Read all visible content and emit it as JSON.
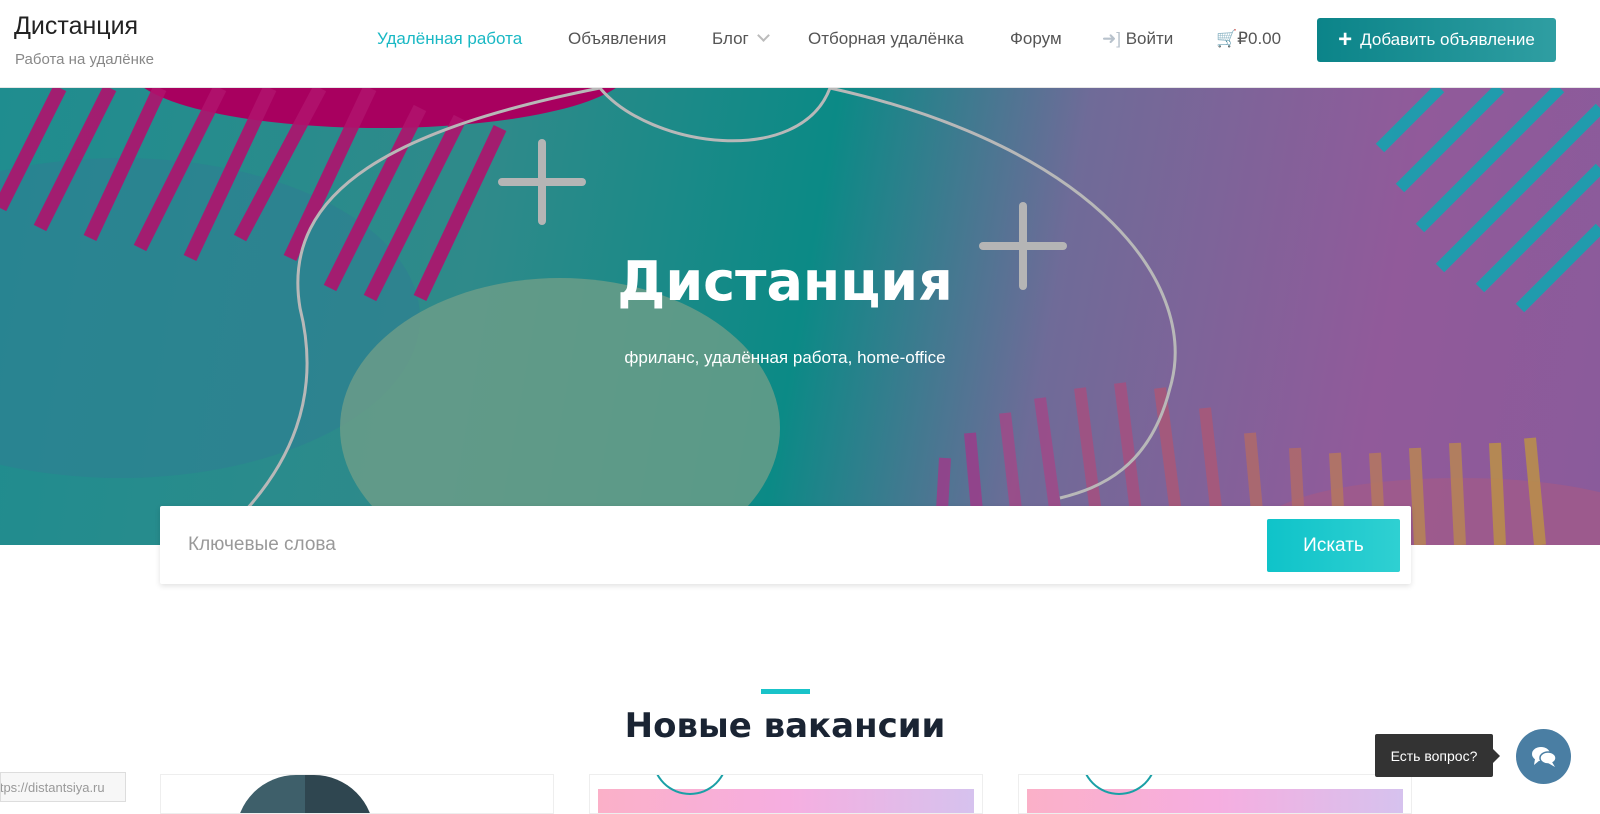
{
  "header": {
    "logo": "Дистанция",
    "tagline": "Работа на удалёнке",
    "nav": [
      {
        "label": "Удалённая работа"
      },
      {
        "label": "Объявления"
      },
      {
        "label": "Блог"
      },
      {
        "label": "Отборная удалёнка"
      },
      {
        "label": "Форум"
      },
      {
        "label": "Войти"
      },
      {
        "label": "₽0.00"
      }
    ],
    "add_button": "Добавить объявление"
  },
  "hero": {
    "title": "Дистанция",
    "subtitle": "фриланс, удалённая работа, home-office"
  },
  "search": {
    "placeholder": "Ключевые слова",
    "button": "Искать"
  },
  "section": {
    "title": "Новые вакансии"
  },
  "status_url": "https://distantsiya.ru",
  "chat": {
    "tooltip": "Есть вопрос?"
  },
  "colors": {
    "accent": "#19b8c4",
    "primary": "#0b8489",
    "chat": "#4a7ea3"
  }
}
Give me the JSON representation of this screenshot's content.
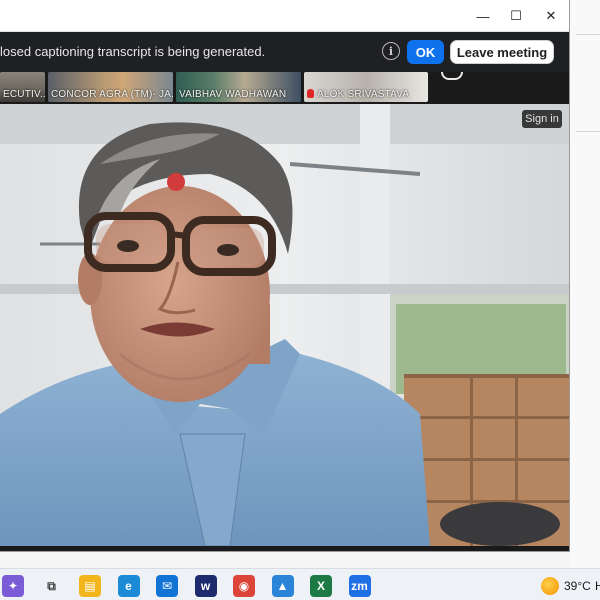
{
  "notice": {
    "text": "losed captioning transcript is being generated.",
    "ok_label": "OK",
    "leave_label": "Leave meeting"
  },
  "window": {
    "minimize_glyph": "—",
    "maximize_glyph": "☐",
    "close_glyph": "✕"
  },
  "participants": [
    {
      "name": "ECUTIV...",
      "muted": false
    },
    {
      "name": "CONCOR AGRA (TM)- JA...",
      "muted": false
    },
    {
      "name": "VAIBHAV WADHAWAN",
      "muted": false
    },
    {
      "name": "ALOK SRIVASTAVA",
      "muted": true
    }
  ],
  "video": {
    "signin_label": "Sign in"
  },
  "taskbar": {
    "icons": [
      {
        "name": "copilot-icon",
        "glyph": "✦",
        "color": "#7b5bd6"
      },
      {
        "name": "task-view-icon",
        "glyph": "⧉",
        "color": "#444444"
      },
      {
        "name": "file-explorer-icon",
        "glyph": "▤",
        "color": "#f2b51c"
      },
      {
        "name": "edge-icon",
        "glyph": "e",
        "color": "#1b8bd6"
      },
      {
        "name": "mail-icon",
        "glyph": "✉",
        "color": "#1173d4"
      },
      {
        "name": "webex-icon",
        "glyph": "w",
        "color": "#1e2a6e"
      },
      {
        "name": "chrome-icon",
        "glyph": "◉",
        "color": "#db4437"
      },
      {
        "name": "photos-icon",
        "glyph": "▲",
        "color": "#2c84d8"
      },
      {
        "name": "excel-icon",
        "glyph": "X",
        "color": "#1d7a45"
      },
      {
        "name": "zoom-icon",
        "glyph": "zm",
        "color": "#1f6fe5"
      }
    ],
    "temperature": "39°C",
    "extra": "H"
  }
}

____

> **Aim of the exercise**
Apart from the pictures, the entries above are to be repeated in full and exactly.

> **Final result**
Read all visible content and emit it as JSON.
{
  "header": {
    "logo": "Дистанция",
    "tagline": "Работа на удалёнке",
    "nav": [
      {
        "label": "Удалённая работа"
      },
      {
        "label": "Объявления"
      },
      {
        "label": "Блог"
      },
      {
        "label": "Отборная удалёнка"
      },
      {
        "label": "Форум"
      },
      {
        "label": "Войти"
      },
      {
        "label": "₽0.00"
      }
    ],
    "add_button": "Добавить объявление"
  },
  "hero": {
    "title": "Дистанция",
    "subtitle": "фриланс, удалённая работа, home-office"
  },
  "search": {
    "placeholder": "Ключевые слова",
    "button": "Искать"
  },
  "section": {
    "title": "Новые вакансии"
  },
  "status_url": "https://distantsiya.ru",
  "chat": {
    "tooltip": "Есть вопрос?"
  },
  "colors": {
    "accent": "#19b8c4",
    "primary": "#0b8489",
    "chat": "#4a7ea3"
  }
}
Give me the JSON representation of this screenshot's content.
{
  "notice": {
    "text": "losed captioning transcript is being generated.",
    "ok_label": "OK",
    "leave_label": "Leave meeting"
  },
  "window": {
    "minimize_glyph": "—",
    "maximize_glyph": "☐",
    "close_glyph": "✕"
  },
  "participants": [
    {
      "name": "ECUTIV...",
      "muted": false
    },
    {
      "name": "CONCOR AGRA (TM)- JA...",
      "muted": false
    },
    {
      "name": "VAIBHAV WADHAWAN",
      "muted": false
    },
    {
      "name": "ALOK SRIVASTAVA",
      "muted": true
    }
  ],
  "video": {
    "signin_label": "Sign in"
  },
  "taskbar": {
    "icons": [
      {
        "name": "copilot-icon",
        "glyph": "✦",
        "color": "#7b5bd6"
      },
      {
        "name": "task-view-icon",
        "glyph": "⧉",
        "color": "#444444"
      },
      {
        "name": "file-explorer-icon",
        "glyph": "▤",
        "color": "#f2b51c"
      },
      {
        "name": "edge-icon",
        "glyph": "e",
        "color": "#1b8bd6"
      },
      {
        "name": "mail-icon",
        "glyph": "✉",
        "color": "#1173d4"
      },
      {
        "name": "webex-icon",
        "glyph": "w",
        "color": "#1e2a6e"
      },
      {
        "name": "chrome-icon",
        "glyph": "◉",
        "color": "#db4437"
      },
      {
        "name": "photos-icon",
        "glyph": "▲",
        "color": "#2c84d8"
      },
      {
        "name": "excel-icon",
        "glyph": "X",
        "color": "#1d7a45"
      },
      {
        "name": "zoom-icon",
        "glyph": "zm",
        "color": "#1f6fe5"
      }
    ],
    "temperature": "39°C",
    "extra": "H"
  }
}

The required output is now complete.